# [TASK TO CARRY OUT]
Exactly repeat the material, dropping only the pictures.
#### EXCERPTED RECORDS
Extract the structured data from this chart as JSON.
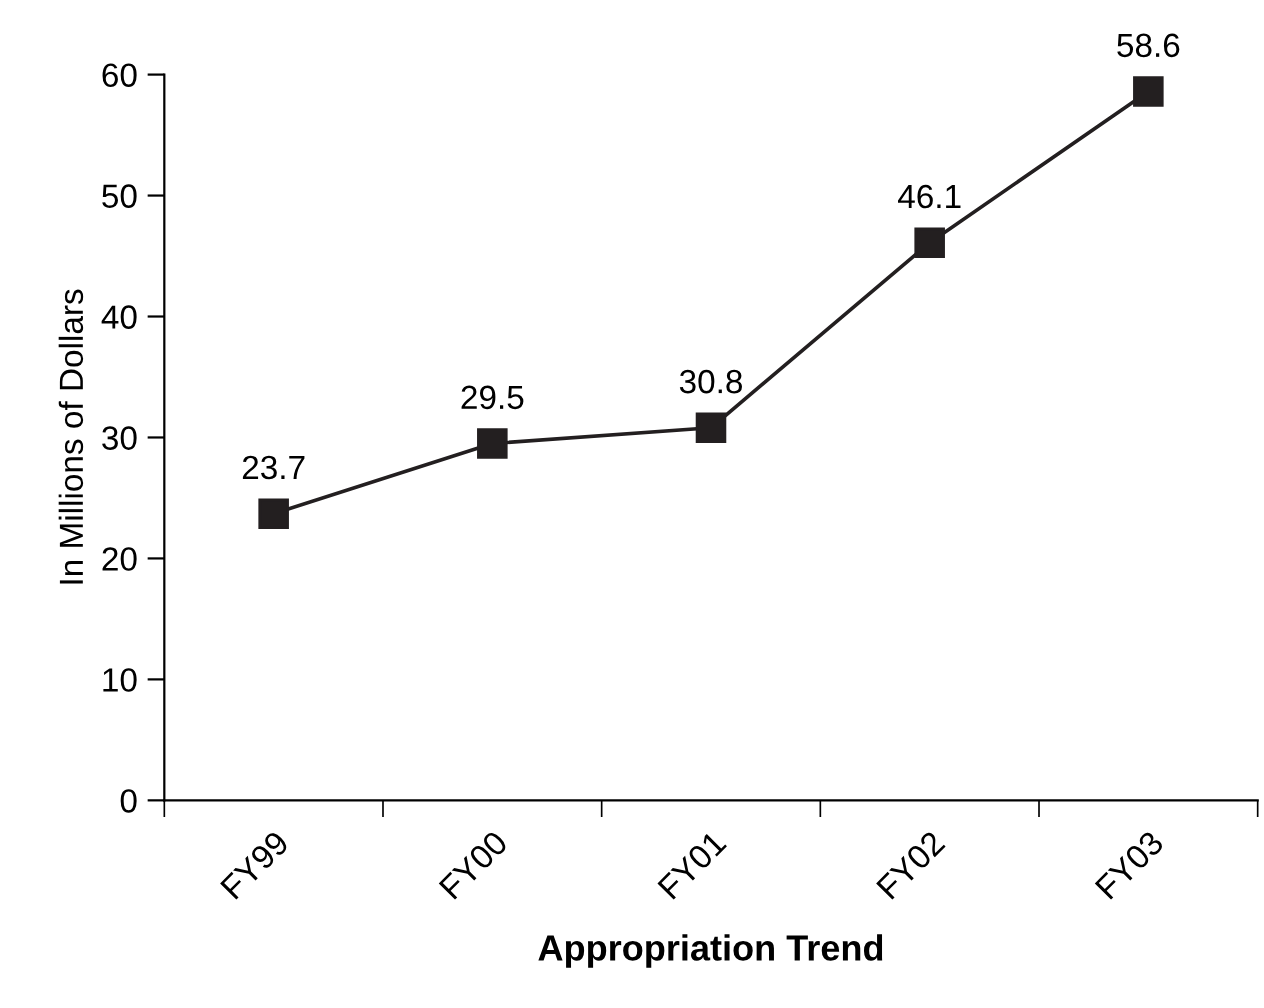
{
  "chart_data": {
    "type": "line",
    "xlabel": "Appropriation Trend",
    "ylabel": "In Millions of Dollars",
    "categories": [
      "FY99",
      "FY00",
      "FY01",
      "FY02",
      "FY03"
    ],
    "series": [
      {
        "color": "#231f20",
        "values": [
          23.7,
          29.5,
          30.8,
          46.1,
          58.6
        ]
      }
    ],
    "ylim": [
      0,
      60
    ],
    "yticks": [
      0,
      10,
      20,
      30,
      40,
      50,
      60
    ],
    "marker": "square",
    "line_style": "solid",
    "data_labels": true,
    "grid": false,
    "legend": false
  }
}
########
# [TASK OUTPUT]
Extract the structured data from this chart as JSON.
{
  "chart_data": {
    "type": "line",
    "xlabel": "Appropriation Trend",
    "ylabel": "In Millions of Dollars",
    "categories": [
      "FY99",
      "FY00",
      "FY01",
      "FY02",
      "FY03"
    ],
    "series": [
      {
        "color": "#231f20",
        "values": [
          23.7,
          29.5,
          30.8,
          46.1,
          58.6
        ]
      }
    ],
    "ylim": [
      0,
      60
    ],
    "yticks": [
      0,
      10,
      20,
      30,
      40,
      50,
      60
    ],
    "marker": "square",
    "line_style": "solid",
    "data_labels": true,
    "grid": false,
    "legend": false
  }
}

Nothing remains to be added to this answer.